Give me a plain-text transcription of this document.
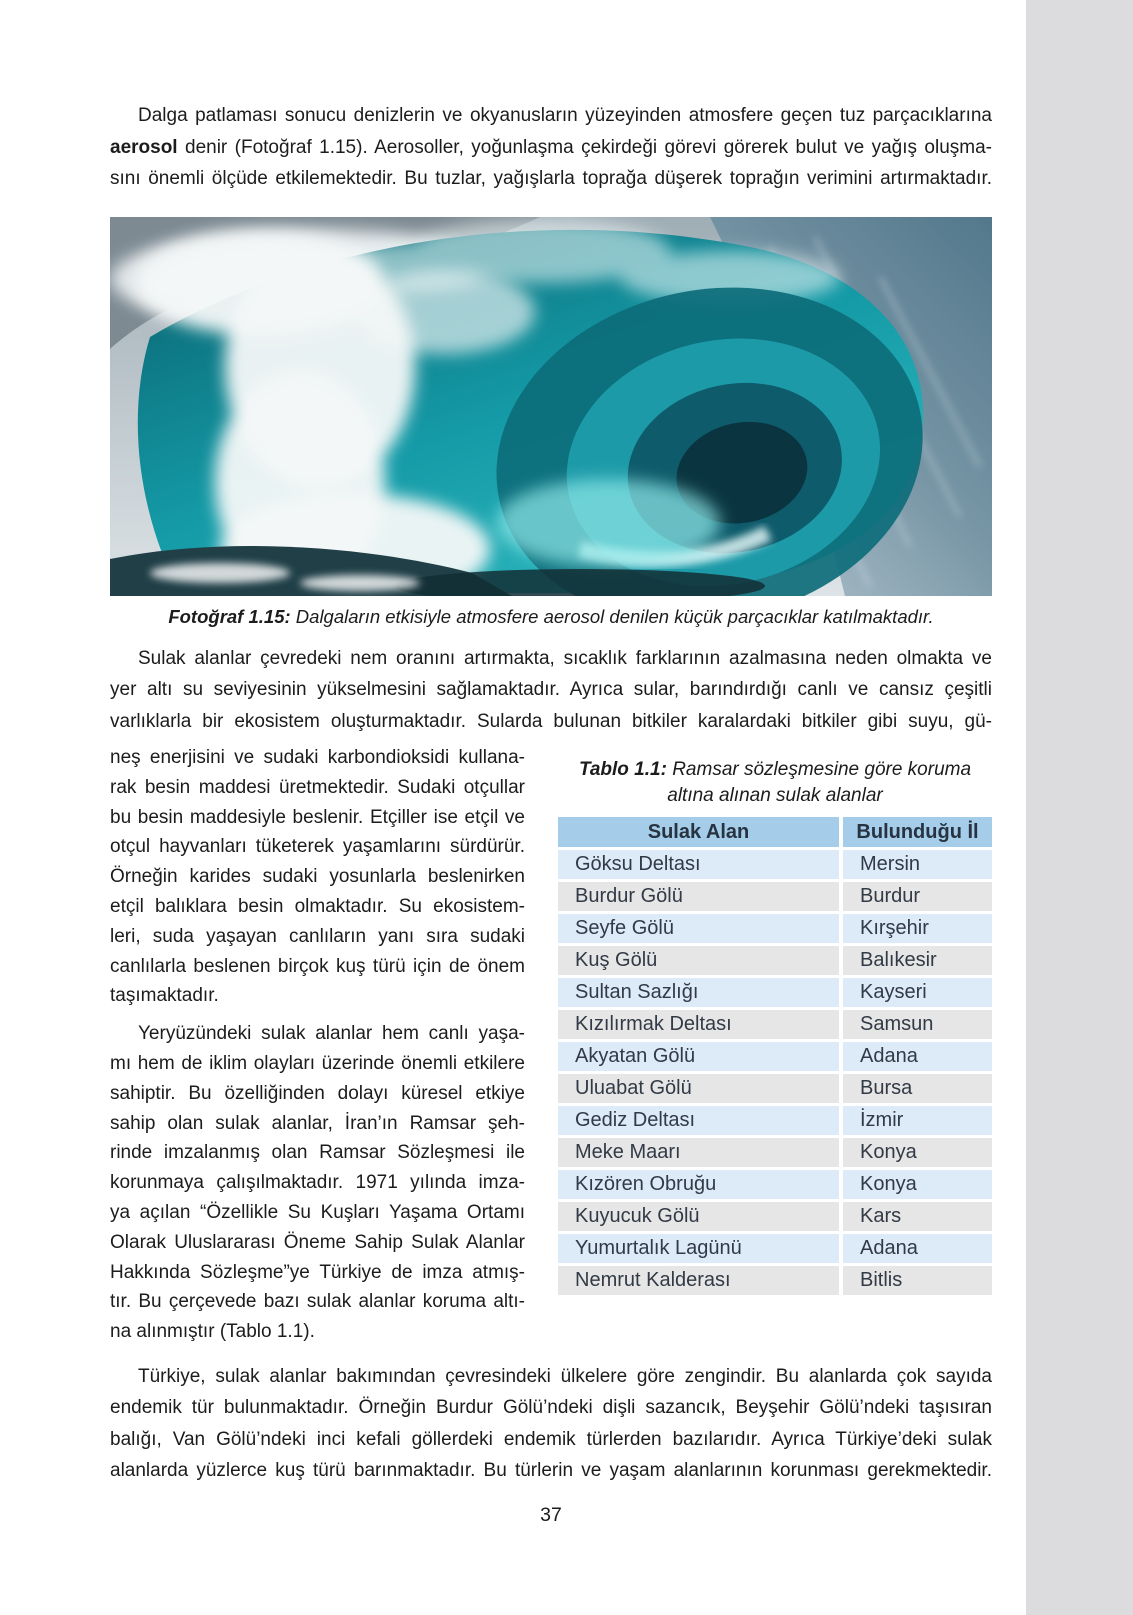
Dalga patlaması sonucu denizlerin ve okyanusların yüzeyinden atmosfere geçen tuz parçacıklarına
aerosol denir (Fotoğraf 1.15). Aerosoller, yoğunlaşma çekirdeği görevi görerek bulut ve yağış oluşma-
sını önemli ölçüde etkilemektedir. Bu tuzlar, yağışlarla toprağa düşerek toprağın verimini artırmaktadır.
Fotoğraf 1.15: Dalgaların etkisiyle atmosfere aerosol denilen küçük parçacıklar katılmaktadır.
Sulak alanlar çevredeki nem oranını artırmakta, sıcaklık farklarının azalmasına neden olmakta ve
yer altı su seviyesinin yükselmesini sağlamaktadır. Ayrıca sular, barındırdığı canlı ve cansız çeşitli
varlıklarla bir ekosistem oluşturmaktadır. Sularda bulunan bitkiler karalardaki bitkiler gibi suyu, gü-
neş enerjisini ve sudaki karbondioksidi kullana-
rak besin maddesi üretmektedir. Sudaki otçullar
bu besin maddesiyle beslenir. Etçiller ise etçil ve
otçul hayvanları tüketerek yaşamlarını sürdürür.
Örneğin karides sudaki yosunlarla beslenirken
etçil balıklara besin olmaktadır. Su ekosistem-
leri, suda yaşayan canlıların yanı sıra sudaki
canlılarla beslenen birçok kuş türü için de önem
taşımaktadır.
Yeryüzündeki sulak alanlar hem canlı yaşa-
mı hem de iklim olayları üzerinde önemli etkilere
sahiptir. Bu özelliğinden dolayı küresel etkiye
sahip olan sulak alanlar, İran’ın Ramsar şeh-
rinde imzalanmış olan Ramsar Sözleşmesi ile
korunmaya çalışılmaktadır. 1971 yılında imza-
ya açılan “Özellikle Su Kuşları Yaşama Ortamı
Olarak Uluslararası Öneme Sahip Sulak Alanlar
Hakkında Sözleşme”ye Türkiye de imza atmış-
tır. Bu çerçevede bazı sulak alanlar koruma altı-
na alınmıştır (Tablo 1.1).
Tablo 1.1: Ramsar sözleşmesine göre koruma altına alınan sulak alanlar
Sulak Alan	Bulunduğu İl
Göksu Deltası	Mersin
Burdur Gölü	Burdur
Seyfe Gölü	Kırşehir
Kuş Gölü	Balıkesir
Sultan Sazlığı	Kayseri
Kızılırmak Deltası	Samsun
Akyatan Gölü	Adana
Uluabat Gölü	Bursa
Gediz Deltası	İzmir
Meke Maarı	Konya
Kızören Obruğu	Konya
Kuyucuk Gölü	Kars
Yumurtalık Lagünü	Adana
Nemrut Kalderası	Bitlis
Türkiye, sulak alanlar bakımından çevresindeki ülkelere göre zengindir. Bu alanlarda çok sayıda
endemik tür bulunmaktadır. Örneğin Burdur Gölü’ndeki dişli sazancık, Beyşehir Gölü’ndeki taşısıran
balığı, Van Gölü’ndeki inci kefali göllerdeki endemik türlerden bazılarıdır. Ayrıca Türkiye’deki sulak
alanlarda yüzlerce kuş türü barınmaktadır. Bu türlerin ve yaşam alanlarının korunması gerekmektedir.
37
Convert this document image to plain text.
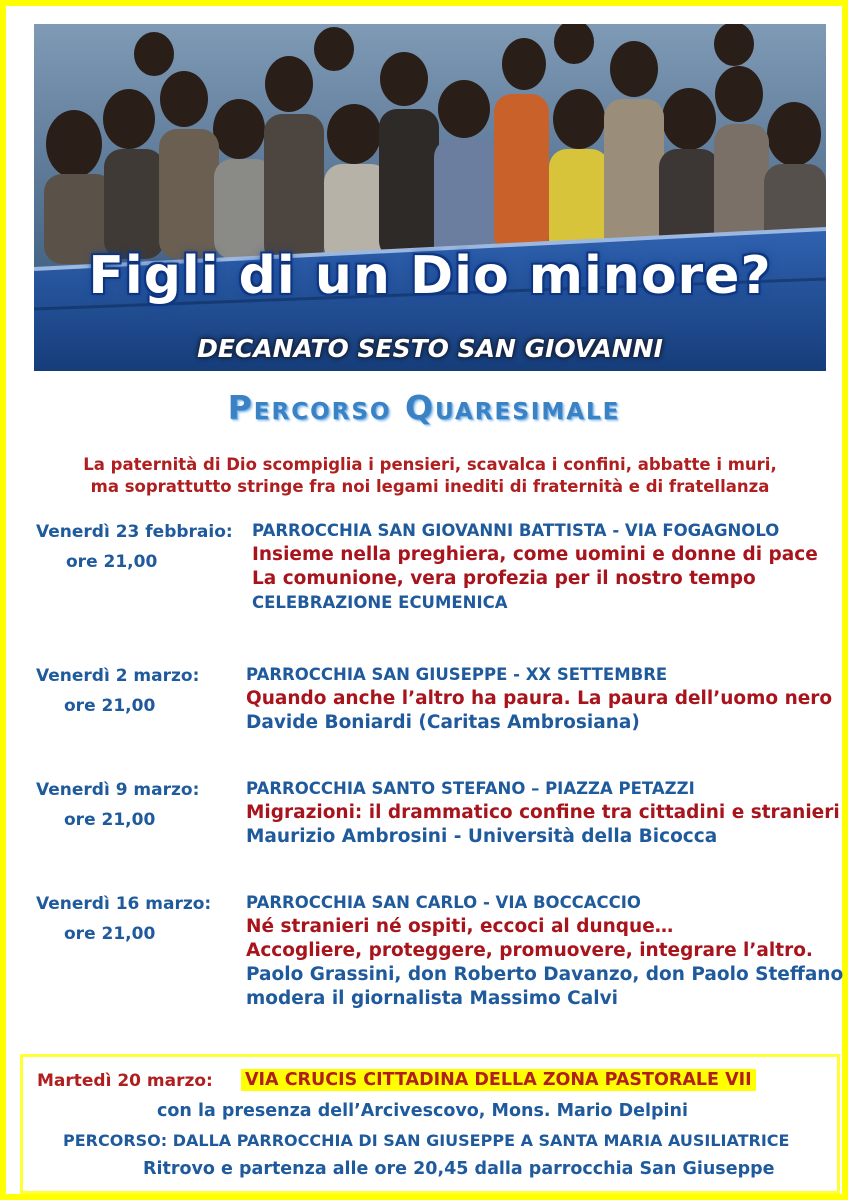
Figli di un Dio minore?
DECANATO SESTO SAN GIOVANNI
Percorso Quaresimale
La paternità di Dio scompiglia i pensieri, scavalca i confini, abbatte i muri,
ma soprattutto stringe fra noi legami inediti di fraternità e di fratellanza
Venerdì 23 febbraio:
ore 21,00
PARROCCHIA SAN GIOVANNI BATTISTA - VIA FOGAGNOLO
Insieme nella preghiera, come uomini e donne di pace
La comunione, vera profezia per il nostro tempo
CELEBRAZIONE ECUMENICA
Venerdì 2 marzo:
ore 21,00
PARROCCHIA SAN GIUSEPPE - XX SETTEMBRE
Quando anche l’altro ha paura. La paura dell’uomo nero
Davide Boniardi (Caritas Ambrosiana)
Venerdì 9 marzo:
ore 21,00
PARROCCHIA SANTO STEFANO – PIAZZA PETAZZI
Migrazioni: il drammatico confine tra cittadini e stranieri
Maurizio Ambrosini - Università della Bicocca
Venerdì 16 marzo:
ore 21,00
PARROCCHIA SAN CARLO - VIA BOCCACCIO
Né stranieri né ospiti, eccoci al dunque…
Accogliere, proteggere, promuovere, integrare l’altro.
Paolo Grassini, don Roberto Davanzo, don Paolo Steffano
modera il giornalista Massimo Calvi
Martedì 20 marzo: VIA CRUCIS CITTADINA DELLA ZONA PASTORALE VII
con la presenza dell’Arcivescovo, Mons. Mario Delpini
PERCORSO: DALLA PARROCCHIA DI SAN GIUSEPPE A SANTA MARIA AUSILIATRICE
Ritrovo e partenza alle ore 20,45 dalla parrocchia San Giuseppe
──────
> Work to do: Please write out all of the material above without changing a word, and omit any pictures.

> Solution below:
Give me a plain-text transcription of this document.
Dalga patlaması sonucu denizlerin ve okyanusların yüzeyinden atmosfere geçen tuz parçacıklarına
aerosol denir (Fotoğraf 1.15). Aerosoller, yoğunlaşma çekirdeği görevi görerek bulut ve yağış oluşma-
sını önemli ölçüde etkilemektedir. Bu tuzlar, yağışlarla toprağa düşerek toprağın verimini artırmaktadır.
Fotoğraf 1.15: Dalgaların etkisiyle atmosfere aerosol denilen küçük parçacıklar katılmaktadır.
Sulak alanlar çevredeki nem oranını artırmakta, sıcaklık farklarının azalmasına neden olmakta ve
yer altı su seviyesinin yükselmesini sağlamaktadır. Ayrıca sular, barındırdığı canlı ve cansız çeşitli
varlıklarla bir ekosistem oluşturmaktadır. Sularda bulunan bitkiler karalardaki bitkiler gibi suyu, gü-
neş enerjisini ve sudaki karbondioksidi kullana-
rak besin maddesi üretmektedir. Sudaki otçullar
bu besin maddesiyle beslenir. Etçiller ise etçil ve
otçul hayvanları tüketerek yaşamlarını sürdürür.
Örneğin karides sudaki yosunlarla beslenirken
etçil balıklara besin olmaktadır. Su ekosistem-
leri, suda yaşayan canlıların yanı sıra sudaki
canlılarla beslenen birçok kuş türü için de önem
taşımaktadır.
Yeryüzündeki sulak alanlar hem canlı yaşa-
mı hem de iklim olayları üzerinde önemli etkilere
sahiptir. Bu özelliğinden dolayı küresel etkiye
sahip olan sulak alanlar, İran’ın Ramsar şeh-
rinde imzalanmış olan Ramsar Sözleşmesi ile
korunmaya çalışılmaktadır. 1971 yılında imza-
ya açılan “Özellikle Su Kuşları Yaşama Ortamı
Olarak Uluslararası Öneme Sahip Sulak Alanlar
Hakkında Sözleşme”ye Türkiye de imza atmış-
tır. Bu çerçevede bazı sulak alanlar koruma altı-
na alınmıştır (Tablo 1.1).
Tablo 1.1: Ramsar sözleşmesine göre koruma altına alınan sulak alanlar
Sulak Alan	Bulunduğu İl
Göksu Deltası	Mersin
Burdur Gölü	Burdur
Seyfe Gölü	Kırşehir
Kuş Gölü	Balıkesir
Sultan Sazlığı	Kayseri
Kızılırmak Deltası	Samsun
Akyatan Gölü	Adana
Uluabat Gölü	Bursa
Gediz Deltası	İzmir
Meke Maarı	Konya
Kızören Obruğu	Konya
Kuyucuk Gölü	Kars
Yumurtalık Lagünü	Adana
Nemrut Kalderası	Bitlis
Türkiye, sulak alanlar bakımından çevresindeki ülkelere göre zengindir. Bu alanlarda çok sayıda
endemik tür bulunmaktadır. Örneğin Burdur Gölü’ndeki dişli sazancık, Beyşehir Gölü’ndeki taşısıran
balığı, Van Gölü’ndeki inci kefali göllerdeki endemik türlerden bazılarıdır. Ayrıca Türkiye’deki sulak
alanlarda yüzlerce kuş türü barınmaktadır. Bu türlerin ve yaşam alanlarının korunması gerekmektedir.
37
Convert this document image to plain text.
Figli di un Dio minore?
DECANATO SESTO SAN GIOVANNI
Percorso Quaresimale
La paternità di Dio scompiglia i pensieri, scavalca i confini, abbatte i muri,
ma soprattutto stringe fra noi legami inediti di fraternità e di fratellanza
Venerdì 23 febbraio:
ore 21,00
PARROCCHIA SAN GIOVANNI BATTISTA - VIA FOGAGNOLO
Insieme nella preghiera, come uomini e donne di pace
La comunione, vera profezia per il nostro tempo
CELEBRAZIONE ECUMENICA
Venerdì 2 marzo:
ore 21,00
PARROCCHIA SAN GIUSEPPE - XX SETTEMBRE
Quando anche l’altro ha paura. La paura dell’uomo nero
Davide Boniardi (Caritas Ambrosiana)
Venerdì 9 marzo:
ore 21,00
PARROCCHIA SANTO STEFANO – PIAZZA PETAZZI
Migrazioni: il drammatico confine tra cittadini e stranieri
Maurizio Ambrosini - Università della Bicocca
Venerdì 16 marzo:
ore 21,00
PARROCCHIA SAN CARLO - VIA BOCCACCIO
Né stranieri né ospiti, eccoci al dunque…
Accogliere, proteggere, promuovere, integrare l’altro.
Paolo Grassini, don Roberto Davanzo, don Paolo Steffano
modera il giornalista Massimo Calvi
Martedì 20 marzo: VIA CRUCIS CITTADINA DELLA ZONA PASTORALE VII
con la presenza dell’Arcivescovo, Mons. Mario Delpini
PERCORSO: DALLA PARROCCHIA DI SAN GIUSEPPE A SANTA MARIA AUSILIATRICE
Ritrovo e partenza alle ore 20,45 dalla parrocchia San Giuseppe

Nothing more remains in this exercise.